- US film poster
- Directed by: Lee Robinson Marcello Pagliero
- Written by: Rex Rienits
- Based on: story by Lee Robinson Chips Rafferty
- Produced by: Marcello Pagliero Chips Rafferty Lee Robinson
- Starring: Chips Rafferty Françoise Christophe
- Cinematography: Carl Kayser
- Edited by: Alex Ezard
- Music by: Georges Auric
- Production companies: Southern International Productions (Australia) Discifilm (France)
- Distributed by: MGM (Aus) Patric Pictures (US)
- Release dates: 28 July 1956 (France); 24 October 1956 (Australia);
- Running time: 93 minutes
- Countries: Australia France
- Languages: English French
- Budget: £65,000
- Box office: £90,000 (England) 1,333,157 admissions (France)
###
### Task to complete:
Repeat, word for word, the portion of the film credits list that opens with the words containing "- Release dates: 28" and closes with "1,333,157 admissions (France)".
###
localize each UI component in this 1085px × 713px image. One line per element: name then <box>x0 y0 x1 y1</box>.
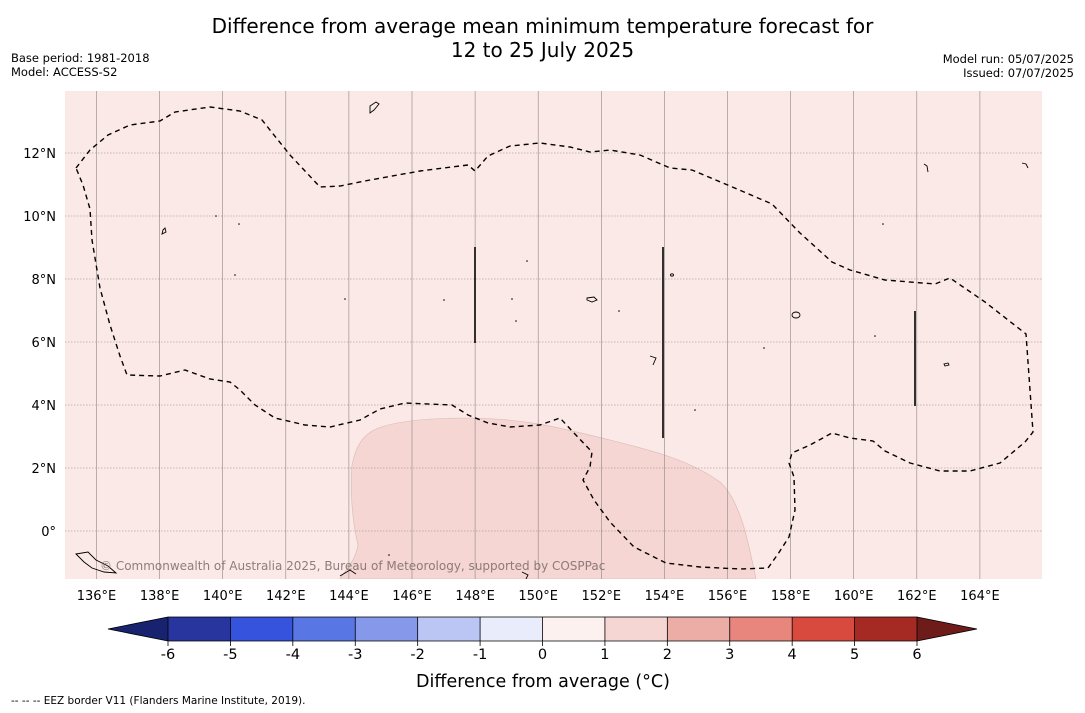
islet-dot <box>882 223 884 225</box>
islet-dot <box>694 409 696 411</box>
latitude-label: 10°N <box>23 210 56 225</box>
colorbar-tick-label: 5 <box>850 647 859 663</box>
longitude-label: 152°E <box>582 589 622 604</box>
colorbar-over-arrow <box>917 617 977 641</box>
longitude-label: 140°E <box>203 589 243 604</box>
colorbar-under-arrow <box>108 617 168 641</box>
islet-dot <box>238 223 240 225</box>
colorbar-cell <box>729 617 793 641</box>
model-run: Model run: 05/07/2025 <box>942 52 1074 66</box>
longitude-label: 154°E <box>645 589 685 604</box>
colorbar-tick-label: -1 <box>473 647 487 663</box>
longitude-labels: 136°E 138°E 140°E 142°E 144°E 146°E 148°E 150°E… <box>77 589 1000 604</box>
colorbar-tick-label: -6 <box>161 647 175 663</box>
island-outline <box>586 296 598 303</box>
latitude-label: 0° <box>41 525 56 540</box>
colorbar: -6 -5 -4 -3 -2 -1 0 1 2 3 4 5 6 Difference from aver… <box>107 616 978 692</box>
islet-dot <box>215 215 217 217</box>
longitude-label: 164°E <box>960 589 1000 604</box>
longitude-label: 138°E <box>140 589 180 604</box>
latitude-label: 4°N <box>32 399 57 414</box>
latitude-label: 8°N <box>32 273 57 288</box>
islet-dot <box>874 335 876 337</box>
colorbar-cells <box>168 617 918 641</box>
meta-right: Model run: 05/07/2025 Issued: 07/07/2025 <box>943 52 1074 80</box>
latitude-label: 12°N <box>23 147 56 162</box>
latitude-label: 2°N <box>32 462 57 477</box>
longitude-label: 148°E <box>455 589 495 604</box>
colorbar-cell <box>854 617 918 641</box>
longitude-gridlines <box>96 91 981 579</box>
colorbar-cell <box>480 617 543 641</box>
colorbar-tick-label: -4 <box>286 647 300 663</box>
colorbar-cell <box>168 617 231 641</box>
longitude-label: 142°E <box>266 589 306 604</box>
islet-dot <box>511 298 513 300</box>
issued-date: Issued: 07/07/2025 <box>963 66 1074 80</box>
colorbar-tick-label: -5 <box>223 647 237 663</box>
model-name: Model: ACCESS-S2 <box>11 65 118 79</box>
colorbar-tick-label: 6 <box>912 647 921 663</box>
colorbar-cell <box>292 617 356 641</box>
islet-dot <box>443 299 445 301</box>
islet-dot <box>526 260 528 262</box>
colorbar-cell <box>792 617 855 641</box>
longitude-label: 146°E <box>392 589 432 604</box>
small-islets <box>215 215 884 556</box>
colorbar-cell <box>542 617 606 641</box>
island-outline <box>521 571 529 579</box>
colorbar-tick-label: -3 <box>348 647 362 663</box>
map-title: Difference from average mean minimum tem… <box>0 14 1085 62</box>
colorbar-cell <box>230 617 294 641</box>
islet-dot <box>515 320 517 322</box>
island-outline <box>791 311 801 319</box>
island-outlines <box>75 101 1029 579</box>
longitude-label: 158°E <box>771 589 811 604</box>
colorbar-tick-label: -2 <box>410 647 424 663</box>
base-period: Base period: 1981-2018 <box>11 51 150 65</box>
colorbar-cell <box>667 617 731 641</box>
island-outline <box>649 355 657 366</box>
island-outline <box>670 273 674 277</box>
islet-dot <box>234 274 236 276</box>
island-outline <box>369 101 380 114</box>
copyright-watermark: © Commonwealth of Australia 2025, Bureau… <box>100 559 605 573</box>
colorbar-cell <box>604 617 668 641</box>
islet-dot <box>618 310 620 312</box>
longitude-label: 160°E <box>834 589 874 604</box>
longitude-label: 136°E <box>77 589 117 604</box>
island-outline <box>161 227 167 235</box>
meta-left: Base period: 1981-2018 Model: ACCESS-S2 <box>11 51 150 79</box>
colorbar-tick-label: 0 <box>538 647 547 663</box>
island-outline <box>75 551 118 574</box>
colorbar-tick-label: 1 <box>600 647 609 663</box>
colorbar-tick-label: 4 <box>788 647 797 663</box>
colorbar-tick-label: 2 <box>663 647 672 663</box>
islet-dot <box>763 347 765 349</box>
latitude-gridlines <box>65 152 1042 532</box>
title-line-2: 12 to 25 July 2025 <box>450 38 635 62</box>
latitude-label: 6°N <box>32 336 57 351</box>
longitude-label: 162°E <box>897 589 937 604</box>
longitude-label: 150°E <box>518 589 558 604</box>
island-outline <box>923 163 929 173</box>
islet-dot <box>388 554 390 556</box>
title-line-1: Difference from average mean minimum tem… <box>211 14 874 38</box>
colorbar-cell <box>355 617 418 641</box>
colorbar-tick-label: 3 <box>725 647 734 663</box>
latitude-labels: 12°N 10°N 8°N 6°N 4°N 2°N 0° <box>23 147 56 540</box>
colorbar-ticks: -6 -5 -4 -3 -2 -1 0 1 2 3 4 5 6 <box>161 617 922 663</box>
eez-border-dashed <box>75 106 1034 570</box>
island-outline <box>339 569 357 577</box>
island-outline <box>943 362 950 367</box>
colorbar-cell <box>417 617 481 641</box>
longitude-label: 156°E <box>708 589 748 604</box>
footnote: -- -- -- EEZ border V11 (Flanders Marine… <box>11 695 306 707</box>
colorbar-label: Difference from average (°C) <box>416 672 670 692</box>
island-outline <box>1021 162 1029 169</box>
islet-dot <box>344 298 346 300</box>
longitude-label: 144°E <box>329 589 369 604</box>
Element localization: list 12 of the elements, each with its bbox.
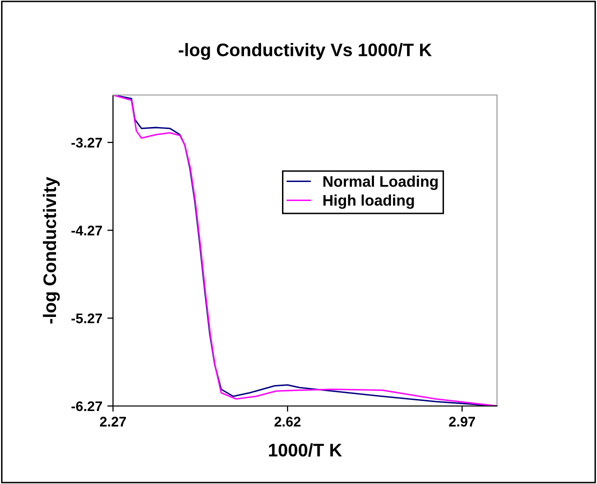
###
### Output of the exercise:
- Release dates: 28 July 1956 (France); 24 October 1956 (Australia);
- Running time: 93 minutes
- Countries: Australia France
- Languages: English French
- Budget: £65,000
- Box office: £90,000 (England) 1,333,157 admissions (France)